▶ _What is being asked_: Begin with the line that contains "Give me the" and transcribe each line after it, up to and including the last line of the listing below.

(Some records)
--- BEGIN ---
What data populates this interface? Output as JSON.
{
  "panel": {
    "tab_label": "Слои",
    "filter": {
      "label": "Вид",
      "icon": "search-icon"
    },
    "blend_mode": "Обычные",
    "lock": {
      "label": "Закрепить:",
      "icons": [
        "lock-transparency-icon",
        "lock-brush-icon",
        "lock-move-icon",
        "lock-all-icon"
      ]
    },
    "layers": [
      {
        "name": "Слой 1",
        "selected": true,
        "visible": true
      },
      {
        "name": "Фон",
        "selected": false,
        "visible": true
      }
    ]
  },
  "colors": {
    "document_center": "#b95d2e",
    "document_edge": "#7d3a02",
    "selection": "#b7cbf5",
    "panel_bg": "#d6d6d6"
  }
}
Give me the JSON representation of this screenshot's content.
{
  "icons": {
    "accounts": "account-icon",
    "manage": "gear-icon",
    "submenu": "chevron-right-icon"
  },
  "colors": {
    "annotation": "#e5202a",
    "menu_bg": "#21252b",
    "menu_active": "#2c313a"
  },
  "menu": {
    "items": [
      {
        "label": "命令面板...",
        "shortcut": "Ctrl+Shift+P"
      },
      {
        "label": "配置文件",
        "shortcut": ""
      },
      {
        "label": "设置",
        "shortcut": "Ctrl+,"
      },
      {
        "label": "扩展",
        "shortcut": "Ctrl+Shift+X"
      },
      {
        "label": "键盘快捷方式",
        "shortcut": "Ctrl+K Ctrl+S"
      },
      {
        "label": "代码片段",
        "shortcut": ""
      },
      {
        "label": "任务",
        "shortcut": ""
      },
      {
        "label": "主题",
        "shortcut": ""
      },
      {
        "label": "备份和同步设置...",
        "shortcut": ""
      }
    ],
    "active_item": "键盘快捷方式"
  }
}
--- END ---
▶ _Result below_:
Give me the JSON representation of this screenshot's content.
{
  "icons": {
    "accounts": "account-icon",
    "manage": "gear-icon",
    "submenu": "chevron-right-icon"
  },
  "colors": {
    "annotation": "#e5202a",
    "menu_bg": "#21252b",
    "menu_active": "#2c313a"
  },
  "menu": {
    "items": [
      {
        "label": "命令面板...",
        "shortcut": "Ctrl+Shift+P"
      },
      {
        "label": "配置文件",
        "shortcut": ""
      },
      {
        "label": "设置",
        "shortcut": "Ctrl+,"
      },
      {
        "label": "扩展",
        "shortcut": "Ctrl+Shift+X"
      },
      {
        "label": "键盘快捷方式",
        "shortcut": "Ctrl+K Ctrl+S"
      },
      {
        "label": "代码片段",
        "shortcut": ""
      },
      {
        "label": "任务",
        "shortcut": ""
      },
      {
        "label": "主题",
        "shortcut": ""
      },
      {
        "label": "备份和同步设置...",
        "shortcut": ""
      }
    ],
    "active_item": "键盘快捷方式"
  }
}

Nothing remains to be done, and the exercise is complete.